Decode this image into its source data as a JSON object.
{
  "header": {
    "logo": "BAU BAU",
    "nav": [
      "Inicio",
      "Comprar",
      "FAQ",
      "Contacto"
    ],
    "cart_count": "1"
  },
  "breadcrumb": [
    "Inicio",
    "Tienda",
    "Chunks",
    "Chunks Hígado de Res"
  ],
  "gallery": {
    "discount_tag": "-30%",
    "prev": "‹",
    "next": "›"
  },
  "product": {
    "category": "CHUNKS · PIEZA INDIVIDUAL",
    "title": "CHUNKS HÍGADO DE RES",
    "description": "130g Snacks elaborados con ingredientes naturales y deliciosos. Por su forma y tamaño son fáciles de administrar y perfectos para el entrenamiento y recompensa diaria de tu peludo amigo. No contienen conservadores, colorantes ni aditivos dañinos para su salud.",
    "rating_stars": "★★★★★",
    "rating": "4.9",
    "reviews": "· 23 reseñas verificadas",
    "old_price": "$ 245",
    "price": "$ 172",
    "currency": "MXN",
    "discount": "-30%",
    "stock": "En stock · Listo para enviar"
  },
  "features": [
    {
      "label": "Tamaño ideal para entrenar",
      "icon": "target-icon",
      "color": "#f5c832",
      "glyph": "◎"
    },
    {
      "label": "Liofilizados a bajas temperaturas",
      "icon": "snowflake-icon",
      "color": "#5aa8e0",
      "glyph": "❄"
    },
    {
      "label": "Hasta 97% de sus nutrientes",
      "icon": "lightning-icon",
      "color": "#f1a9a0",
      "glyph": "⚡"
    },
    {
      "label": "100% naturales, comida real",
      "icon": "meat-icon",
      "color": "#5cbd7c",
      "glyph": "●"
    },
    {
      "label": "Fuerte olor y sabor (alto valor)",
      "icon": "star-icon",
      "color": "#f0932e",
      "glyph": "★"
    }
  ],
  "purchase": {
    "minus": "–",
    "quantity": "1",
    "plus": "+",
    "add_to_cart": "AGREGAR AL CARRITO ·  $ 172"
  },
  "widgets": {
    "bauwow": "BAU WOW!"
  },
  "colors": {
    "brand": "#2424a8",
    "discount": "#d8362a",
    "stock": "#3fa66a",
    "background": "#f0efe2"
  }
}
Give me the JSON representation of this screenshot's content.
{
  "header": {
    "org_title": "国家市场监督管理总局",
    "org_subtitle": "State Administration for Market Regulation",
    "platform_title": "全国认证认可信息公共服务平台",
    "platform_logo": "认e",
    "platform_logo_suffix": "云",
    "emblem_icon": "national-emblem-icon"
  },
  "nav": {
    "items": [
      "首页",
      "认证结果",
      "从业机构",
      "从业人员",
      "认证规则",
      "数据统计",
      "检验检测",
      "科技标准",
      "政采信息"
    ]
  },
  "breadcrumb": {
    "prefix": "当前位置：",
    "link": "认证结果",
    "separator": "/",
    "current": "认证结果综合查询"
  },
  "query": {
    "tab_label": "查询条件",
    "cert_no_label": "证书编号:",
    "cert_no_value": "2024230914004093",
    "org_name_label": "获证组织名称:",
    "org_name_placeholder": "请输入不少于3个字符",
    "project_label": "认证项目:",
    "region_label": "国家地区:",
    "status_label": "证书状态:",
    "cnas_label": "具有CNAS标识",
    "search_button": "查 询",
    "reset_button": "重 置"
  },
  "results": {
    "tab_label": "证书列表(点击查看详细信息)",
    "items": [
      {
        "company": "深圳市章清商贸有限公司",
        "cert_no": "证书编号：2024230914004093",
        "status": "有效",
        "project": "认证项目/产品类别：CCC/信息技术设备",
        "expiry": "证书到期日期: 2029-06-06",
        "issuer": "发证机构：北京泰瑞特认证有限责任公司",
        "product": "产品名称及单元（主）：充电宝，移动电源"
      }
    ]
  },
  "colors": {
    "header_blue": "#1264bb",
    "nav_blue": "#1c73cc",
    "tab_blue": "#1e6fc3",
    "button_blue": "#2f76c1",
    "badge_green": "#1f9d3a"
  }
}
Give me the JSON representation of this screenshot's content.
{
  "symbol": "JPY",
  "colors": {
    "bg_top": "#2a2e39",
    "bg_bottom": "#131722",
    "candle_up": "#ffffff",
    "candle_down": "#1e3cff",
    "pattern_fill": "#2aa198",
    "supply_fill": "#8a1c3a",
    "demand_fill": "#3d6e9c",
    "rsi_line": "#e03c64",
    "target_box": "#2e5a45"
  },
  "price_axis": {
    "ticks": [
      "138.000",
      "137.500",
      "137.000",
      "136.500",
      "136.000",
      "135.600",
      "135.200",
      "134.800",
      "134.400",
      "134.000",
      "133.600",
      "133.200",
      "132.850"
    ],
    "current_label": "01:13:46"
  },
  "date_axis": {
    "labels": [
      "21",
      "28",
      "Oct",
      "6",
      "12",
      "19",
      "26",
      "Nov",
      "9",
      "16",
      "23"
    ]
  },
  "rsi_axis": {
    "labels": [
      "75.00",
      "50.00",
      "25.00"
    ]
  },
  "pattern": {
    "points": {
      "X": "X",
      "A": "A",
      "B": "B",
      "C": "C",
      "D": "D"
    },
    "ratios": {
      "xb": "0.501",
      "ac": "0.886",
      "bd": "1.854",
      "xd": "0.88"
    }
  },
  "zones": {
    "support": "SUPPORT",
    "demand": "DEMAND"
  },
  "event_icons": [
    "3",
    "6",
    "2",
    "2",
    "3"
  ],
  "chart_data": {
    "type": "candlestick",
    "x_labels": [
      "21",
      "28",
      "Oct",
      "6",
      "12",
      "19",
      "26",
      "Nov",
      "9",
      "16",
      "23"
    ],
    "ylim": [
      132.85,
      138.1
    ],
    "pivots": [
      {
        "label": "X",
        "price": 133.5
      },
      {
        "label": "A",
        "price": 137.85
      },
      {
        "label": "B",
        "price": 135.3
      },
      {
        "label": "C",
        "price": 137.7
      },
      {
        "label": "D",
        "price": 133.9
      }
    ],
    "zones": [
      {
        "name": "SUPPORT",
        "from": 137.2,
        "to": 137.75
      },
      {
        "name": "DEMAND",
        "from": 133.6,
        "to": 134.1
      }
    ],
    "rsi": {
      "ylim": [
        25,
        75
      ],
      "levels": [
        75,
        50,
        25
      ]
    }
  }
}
- - - - -
▶ **To be done**:
Your task is to reproduce the whole listing exactly.

▶ **Solved exercise**:
Decode this image into its source data as a JSON object.
{
  "header": {
    "logo": "BAU BAU",
    "nav": [
      "Inicio",
      "Comprar",
      "FAQ",
      "Contacto"
    ],
    "cart_count": "1"
  },
  "breadcrumb": [
    "Inicio",
    "Tienda",
    "Chunks",
    "Chunks Hígado de Res"
  ],
  "gallery": {
    "discount_tag": "-30%",
    "prev": "‹",
    "next": "›"
  },
  "product": {
    "category": "CHUNKS · PIEZA INDIVIDUAL",
    "title": "CHUNKS HÍGADO DE RES",
    "description": "130g Snacks elaborados con ingredientes naturales y deliciosos. Por su forma y tamaño son fáciles de administrar y perfectos para el entrenamiento y recompensa diaria de tu peludo amigo. No contienen conservadores, colorantes ni aditivos dañinos para su salud.",
    "rating_stars": "★★★★★",
    "rating": "4.9",
    "reviews": "· 23 reseñas verificadas",
    "old_price": "$ 245",
    "price": "$ 172",
    "currency": "MXN",
    "discount": "-30%",
    "stock": "En stock · Listo para enviar"
  },
  "features": [
    {
      "label": "Tamaño ideal para entrenar",
      "icon": "target-icon",
      "color": "#f5c832",
      "glyph": "◎"
    },
    {
      "label": "Liofilizados a bajas temperaturas",
      "icon": "snowflake-icon",
      "color": "#5aa8e0",
      "glyph": "❄"
    },
    {
      "label": "Hasta 97% de sus nutrientes",
      "icon": "lightning-icon",
      "color": "#f1a9a0",
      "glyph": "⚡"
    },
    {
      "label": "100% naturales, comida real",
      "icon": "meat-icon",
      "color": "#5cbd7c",
      "glyph": "●"
    },
    {
      "label": "Fuerte olor y sabor (alto valor)",
      "icon": "star-icon",
      "color": "#f0932e",
      "glyph": "★"
    }
  ],
  "purchase": {
    "minus": "–",
    "quantity": "1",
    "plus": "+",
    "add_to_cart": "AGREGAR AL CARRITO ·  $ 172"
  },
  "widgets": {
    "bauwow": "BAU WOW!"
  },
  "colors": {
    "brand": "#2424a8",
    "discount": "#d8362a",
    "stock": "#3fa66a",
    "background": "#f0efe2"
  }
}
Give me the JSON representation of this screenshot's content.
{
  "header": {
    "org_title": "国家市场监督管理总局",
    "org_subtitle": "State Administration for Market Regulation",
    "platform_title": "全国认证认可信息公共服务平台",
    "platform_logo": "认e",
    "platform_logo_suffix": "云",
    "emblem_icon": "national-emblem-icon"
  },
  "nav": {
    "items": [
      "首页",
      "认证结果",
      "从业机构",
      "从业人员",
      "认证规则",
      "数据统计",
      "检验检测",
      "科技标准",
      "政采信息"
    ]
  },
  "breadcrumb": {
    "prefix": "当前位置：",
    "link": "认证结果",
    "separator": "/",
    "current": "认证结果综合查询"
  },
  "query": {
    "tab_label": "查询条件",
    "cert_no_label": "证书编号:",
    "cert_no_value": "2024230914004093",
    "org_name_label": "获证组织名称:",
    "org_name_placeholder": "请输入不少于3个字符",
    "project_label": "认证项目:",
    "region_label": "国家地区:",
    "status_label": "证书状态:",
    "cnas_label": "具有CNAS标识",
    "search_button": "查 询",
    "reset_button": "重 置"
  },
  "results": {
    "tab_label": "证书列表(点击查看详细信息)",
    "items": [
      {
        "company": "深圳市章清商贸有限公司",
        "cert_no": "证书编号：2024230914004093",
        "status": "有效",
        "project": "认证项目/产品类别：CCC/信息技术设备",
        "expiry": "证书到期日期: 2029-06-06",
        "issuer": "发证机构：北京泰瑞特认证有限责任公司",
        "product": "产品名称及单元（主）：充电宝，移动电源"
      }
    ]
  },
  "colors": {
    "header_blue": "#1264bb",
    "nav_blue": "#1c73cc",
    "tab_blue": "#1e6fc3",
    "button_blue": "#2f76c1",
    "badge_green": "#1f9d3a"
  }
}
Give me the JSON representation of this screenshot's content.
{
  "symbol": "JPY",
  "colors": {
    "bg_top": "#2a2e39",
    "bg_bottom": "#131722",
    "candle_up": "#ffffff",
    "candle_down": "#1e3cff",
    "pattern_fill": "#2aa198",
    "supply_fill": "#8a1c3a",
    "demand_fill": "#3d6e9c",
    "rsi_line": "#e03c64",
    "target_box": "#2e5a45"
  },
  "price_axis": {
    "ticks": [
      "138.000",
      "137.500",
      "137.000",
      "136.500",
      "136.000",
      "135.600",
      "135.200",
      "134.800",
      "134.400",
      "134.000",
      "133.600",
      "133.200",
      "132.850"
    ],
    "current_label": "01:13:46"
  },
  "date_axis": {
    "labels": [
      "21",
      "28",
      "Oct",
      "6",
      "12",
      "19",
      "26",
      "Nov",
      "9",
      "16",
      "23"
    ]
  },
  "rsi_axis": {
    "labels": [
      "75.00",
      "50.00",
      "25.00"
    ]
  },
  "pattern": {
    "points": {
      "X": "X",
      "A": "A",
      "B": "B",
      "C": "C",
      "D": "D"
    },
    "ratios": {
      "xb": "0.501",
      "ac": "0.886",
      "bd": "1.854",
      "xd": "0.88"
    }
  },
  "zones": {
    "support": "SUPPORT",
    "demand": "DEMAND"
  },
  "event_icons": [
    "3",
    "6",
    "2",
    "2",
    "3"
  ],
  "chart_data": {
    "type": "candlestick",
    "x_labels": [
      "21",
      "28",
      "Oct",
      "6",
      "12",
      "19",
      "26",
      "Nov",
      "9",
      "16",
      "23"
    ],
    "ylim": [
      132.85,
      138.1
    ],
    "pivots": [
      {
        "label": "X",
        "price": 133.5
      },
      {
        "label": "A",
        "price": 137.85
      },
      {
        "label": "B",
        "price": 135.3
      },
      {
        "label": "C",
        "price": 137.7
      },
      {
        "label": "D",
        "price": 133.9
      }
    ],
    "zones": [
      {
        "name": "SUPPORT",
        "from": 137.2,
        "to": 137.75
      },
      {
        "name": "DEMAND",
        "from": 133.6,
        "to": 134.1
      }
    ],
    "rsi": {
      "ylim": [
        25,
        75
      ],
      "levels": [
        75,
        50,
        25
      ]
    }
  }
}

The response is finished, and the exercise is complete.